Set task: Restate the full listing word for word and leave the pictures out.
···
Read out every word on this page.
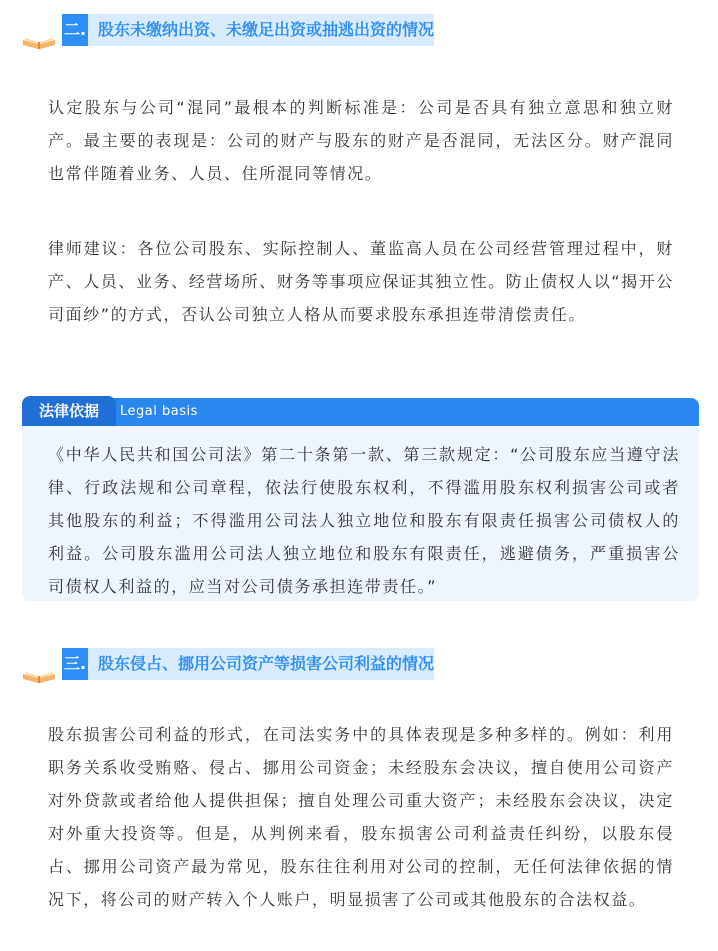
二. 股东未缴纳出资、未缴足出资或抽逃出资的情况

认定股东与公司“混同”最根本的判断标准是：公司是否具有独立意思和独立财产。最主要的表现是：公司的财产与股东的财产是否混同，无法区分。财产混同也常伴随着业务、人员、住所混同等情况。

律师建议：各位公司股东、实际控制人、董监高人员在公司经营管理过程中，财产、人员、业务、经营场所、财务等事项应保证其独立性。防止债权人以“揭开公司面纱”的方式，否认公司独立人格从而要求股东承担连带清偿责任。

法律依据	Legal basis
《中华人民共和国公司法》第二十条第一款、第三款规定：“公司股东应当遵守法律、行政法规和公司章程，依法行使股东权利，不得滥用股东权利损害公司或者其他股东的利益；不得滥用公司法人独立地位和股东有限责任损害公司债权人的利益。公司股东滥用公司法人独立地位和股东有限责任，逃避债务，严重损害公司债权人利益的，应当对公司债务承担连带责任。”
三. 股东侵占、挪用公司资产等损害公司利益的情况

股东损害公司利益的形式，在司法实务中的具体表现是多种多样的。例如：利用职务关系收受贿赂、侵占、挪用公司资金；未经股东会决议，擅自使用公司资产对外贷款或者给他人提供担保；擅自处理公司重大资产；未经股东会决议，决定对外重大投资等。但是，从判例来看，股东损害公司利益责任纠纷，以股东侵占、挪用公司资产最为常见，股东往往利用对公司的控制，无任何法律依据的情况下，将公司的财产转入个人账户，明显损害了公司或其他股东的合法权益。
···
Task output:
Read out every word on this page.
二. 股东未缴纳出资、未缴足出资或抽逃出资的情况

认定股东与公司“混同”最根本的判断标准是：公司是否具有独立意思和独立财产。最主要的表现是：公司的财产与股东的财产是否混同，无法区分。财产混同也常伴随着业务、人员、住所混同等情况。

律师建议：各位公司股东、实际控制人、董监高人员在公司经营管理过程中，财产、人员、业务、经营场所、财务等事项应保证其独立性。防止债权人以“揭开公司面纱”的方式，否认公司独立人格从而要求股东承担连带清偿责任。

法律依据	Legal basis
《中华人民共和国公司法》第二十条第一款、第三款规定：“公司股东应当遵守法律、行政法规和公司章程，依法行使股东权利，不得滥用股东权利损害公司或者其他股东的利益；不得滥用公司法人独立地位和股东有限责任损害公司债权人的利益。公司股东滥用公司法人独立地位和股东有限责任，逃避债务，严重损害公司债权人利益的，应当对公司债务承担连带责任。”
三. 股东侵占、挪用公司资产等损害公司利益的情况

股东损害公司利益的形式，在司法实务中的具体表现是多种多样的。例如：利用职务关系收受贿赂、侵占、挪用公司资金；未经股东会决议，擅自使用公司资产对外贷款或者给他人提供担保；擅自处理公司重大资产；未经股东会决议，决定对外重大投资等。但是，从判例来看，股东损害公司利益责任纠纷，以股东侵占、挪用公司资产最为常见，股东往往利用对公司的控制，无任何法律依据的情况下，将公司的财产转入个人账户，明显损害了公司或其他股东的合法权益。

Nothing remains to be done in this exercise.